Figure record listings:
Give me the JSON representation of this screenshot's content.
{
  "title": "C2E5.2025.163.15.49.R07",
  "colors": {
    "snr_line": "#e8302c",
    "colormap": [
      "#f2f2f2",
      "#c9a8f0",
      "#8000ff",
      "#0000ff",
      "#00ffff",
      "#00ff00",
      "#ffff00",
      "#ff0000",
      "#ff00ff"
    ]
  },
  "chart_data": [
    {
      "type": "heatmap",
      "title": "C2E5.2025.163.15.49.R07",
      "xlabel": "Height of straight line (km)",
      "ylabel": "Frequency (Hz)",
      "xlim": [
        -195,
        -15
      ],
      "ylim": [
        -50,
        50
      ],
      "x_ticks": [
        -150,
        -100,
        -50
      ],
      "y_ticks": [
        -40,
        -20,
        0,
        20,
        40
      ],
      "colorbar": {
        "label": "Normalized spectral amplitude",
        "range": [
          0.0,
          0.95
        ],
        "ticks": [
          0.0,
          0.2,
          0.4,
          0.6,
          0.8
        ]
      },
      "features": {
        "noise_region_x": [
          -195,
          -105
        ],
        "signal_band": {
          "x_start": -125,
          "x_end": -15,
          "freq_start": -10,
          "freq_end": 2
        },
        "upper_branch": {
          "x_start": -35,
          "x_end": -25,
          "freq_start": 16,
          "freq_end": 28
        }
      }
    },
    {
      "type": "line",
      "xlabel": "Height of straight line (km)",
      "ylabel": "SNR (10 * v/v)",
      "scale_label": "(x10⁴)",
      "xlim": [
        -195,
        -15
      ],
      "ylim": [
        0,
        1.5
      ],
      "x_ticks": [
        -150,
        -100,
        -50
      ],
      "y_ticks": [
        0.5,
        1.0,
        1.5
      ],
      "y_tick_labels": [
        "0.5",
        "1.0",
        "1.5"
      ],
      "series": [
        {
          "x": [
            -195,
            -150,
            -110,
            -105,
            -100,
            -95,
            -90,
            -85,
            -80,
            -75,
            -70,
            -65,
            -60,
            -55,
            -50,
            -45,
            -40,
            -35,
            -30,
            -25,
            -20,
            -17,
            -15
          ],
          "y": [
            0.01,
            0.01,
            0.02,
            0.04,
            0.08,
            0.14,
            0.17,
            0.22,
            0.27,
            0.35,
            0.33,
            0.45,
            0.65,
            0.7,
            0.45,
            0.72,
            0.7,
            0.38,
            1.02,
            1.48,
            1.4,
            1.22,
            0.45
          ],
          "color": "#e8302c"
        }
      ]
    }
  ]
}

### Short problem
Repeat the listing in full, keeping every line exactly as it is.

### Final answer
Give me the JSON representation of this screenshot's content.
{
  "title": "C2E5.2025.163.15.49.R07",
  "colors": {
    "snr_line": "#e8302c",
    "colormap": [
      "#f2f2f2",
      "#c9a8f0",
      "#8000ff",
      "#0000ff",
      "#00ffff",
      "#00ff00",
      "#ffff00",
      "#ff0000",
      "#ff00ff"
    ]
  },
  "chart_data": [
    {
      "type": "heatmap",
      "title": "C2E5.2025.163.15.49.R07",
      "xlabel": "Height of straight line (km)",
      "ylabel": "Frequency (Hz)",
      "xlim": [
        -195,
        -15
      ],
      "ylim": [
        -50,
        50
      ],
      "x_ticks": [
        -150,
        -100,
        -50
      ],
      "y_ticks": [
        -40,
        -20,
        0,
        20,
        40
      ],
      "colorbar": {
        "label": "Normalized spectral amplitude",
        "range": [
          0.0,
          0.95
        ],
        "ticks": [
          0.0,
          0.2,
          0.4,
          0.6,
          0.8
        ]
      },
      "features": {
        "noise_region_x": [
          -195,
          -105
        ],
        "signal_band": {
          "x_start": -125,
          "x_end": -15,
          "freq_start": -10,
          "freq_end": 2
        },
        "upper_branch": {
          "x_start": -35,
          "x_end": -25,
          "freq_start": 16,
          "freq_end": 28
        }
      }
    },
    {
      "type": "line",
      "xlabel": "Height of straight line (km)",
      "ylabel": "SNR (10 * v/v)",
      "scale_label": "(x10⁴)",
      "xlim": [
        -195,
        -15
      ],
      "ylim": [
        0,
        1.5
      ],
      "x_ticks": [
        -150,
        -100,
        -50
      ],
      "y_ticks": [
        0.5,
        1.0,
        1.5
      ],
      "y_tick_labels": [
        "0.5",
        "1.0",
        "1.5"
      ],
      "series": [
        {
          "x": [
            -195,
            -150,
            -110,
            -105,
            -100,
            -95,
            -90,
            -85,
            -80,
            -75,
            -70,
            -65,
            -60,
            -55,
            -50,
            -45,
            -40,
            -35,
            -30,
            -25,
            -20,
            -17,
            -15
          ],
          "y": [
            0.01,
            0.01,
            0.02,
            0.04,
            0.08,
            0.14,
            0.17,
            0.22,
            0.27,
            0.35,
            0.33,
            0.45,
            0.65,
            0.7,
            0.45,
            0.72,
            0.7,
            0.38,
            1.02,
            1.48,
            1.4,
            1.22,
            0.45
          ],
          "color": "#e8302c"
        }
      ]
    }
  ]
}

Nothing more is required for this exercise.